• PROBLEM: Each record must be retyped in full. No character may differ.

• DATASET:
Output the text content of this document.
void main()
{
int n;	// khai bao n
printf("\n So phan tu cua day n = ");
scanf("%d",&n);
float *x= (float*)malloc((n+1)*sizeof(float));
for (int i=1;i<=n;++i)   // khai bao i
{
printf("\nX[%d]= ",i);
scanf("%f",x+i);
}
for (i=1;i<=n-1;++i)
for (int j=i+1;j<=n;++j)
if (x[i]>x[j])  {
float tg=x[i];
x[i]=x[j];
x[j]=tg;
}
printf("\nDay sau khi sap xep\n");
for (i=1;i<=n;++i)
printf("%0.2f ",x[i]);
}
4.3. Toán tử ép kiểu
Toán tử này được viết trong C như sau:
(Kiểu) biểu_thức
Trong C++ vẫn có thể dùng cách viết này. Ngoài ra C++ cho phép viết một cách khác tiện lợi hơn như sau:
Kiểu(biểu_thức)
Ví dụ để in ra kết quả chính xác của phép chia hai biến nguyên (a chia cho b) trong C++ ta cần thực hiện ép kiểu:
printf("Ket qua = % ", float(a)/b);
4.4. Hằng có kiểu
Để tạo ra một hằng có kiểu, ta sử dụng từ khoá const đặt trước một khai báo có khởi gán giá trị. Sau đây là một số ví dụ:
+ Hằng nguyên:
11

• THE COMPLETED TASK:
Output the text content of this document.
void main()
{
int n;	// khai bao n
printf("\n So phan tu cua day n = ");
scanf("%d",&n);
float *x= (float*)malloc((n+1)*sizeof(float));
for (int i=1;i<=n;++i)   // khai bao i
{
printf("\nX[%d]= ",i);
scanf("%f",x+i);
}
for (i=1;i<=n-1;++i)
for (int j=i+1;j<=n;++j)
if (x[i]>x[j])  {
float tg=x[i];
x[i]=x[j];
x[j]=tg;
}
printf("\nDay sau khi sap xep\n");
for (i=1;i<=n;++i)
printf("%0.2f ",x[i]);
}
4.3. Toán tử ép kiểu
Toán tử này được viết trong C như sau:
(Kiểu) biểu_thức
Trong C++ vẫn có thể dùng cách viết này. Ngoài ra C++ cho phép viết một cách khác tiện lợi hơn như sau:
Kiểu(biểu_thức)
Ví dụ để in ra kết quả chính xác của phép chia hai biến nguyên (a chia cho b) trong C++ ta cần thực hiện ép kiểu:
printf("Ket qua = % ", float(a)/b);
4.4. Hằng có kiểu
Để tạo ra một hằng có kiểu, ta sử dụng từ khoá const đặt trước một khai báo có khởi gán giá trị. Sau đây là một số ví dụ:
+ Hằng nguyên:
11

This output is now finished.